-- BEGIN EXTRACTED ENTRIES --

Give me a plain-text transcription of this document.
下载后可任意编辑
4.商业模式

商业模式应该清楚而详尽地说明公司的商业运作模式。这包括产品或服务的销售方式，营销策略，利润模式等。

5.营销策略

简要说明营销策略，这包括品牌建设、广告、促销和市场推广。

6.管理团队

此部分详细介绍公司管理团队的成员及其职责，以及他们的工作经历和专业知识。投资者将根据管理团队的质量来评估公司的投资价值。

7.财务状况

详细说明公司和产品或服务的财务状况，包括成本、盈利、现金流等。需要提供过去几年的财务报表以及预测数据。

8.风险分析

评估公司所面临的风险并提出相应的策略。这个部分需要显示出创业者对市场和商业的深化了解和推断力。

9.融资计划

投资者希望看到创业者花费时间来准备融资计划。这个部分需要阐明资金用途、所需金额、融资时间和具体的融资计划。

-- END EXTRACTED ENTRIES --

Transcribe all the entries, keeping each one exactly as it is.

Give me a plain-text transcription of this document.
下载后可任意编辑
4.商业模式

商业模式应该清楚而详尽地说明公司的商业运作模式。这包括产品或服务的销售方式，营销策略，利润模式等。

5.营销策略

简要说明营销策略，这包括品牌建设、广告、促销和市场推广。

6.管理团队

此部分详细介绍公司管理团队的成员及其职责，以及他们的工作经历和专业知识。投资者将根据管理团队的质量来评估公司的投资价值。

7.财务状况

详细说明公司和产品或服务的财务状况，包括成本、盈利、现金流等。需要提供过去几年的财务报表以及预测数据。

8.风险分析

评估公司所面临的风险并提出相应的策略。这个部分需要显示出创业者对市场和商业的深化了解和推断力。

9.融资计划

投资者希望看到创业者花费时间来准备融资计划。这个部分需要阐明资金用途、所需金额、融资时间和具体的融资计划。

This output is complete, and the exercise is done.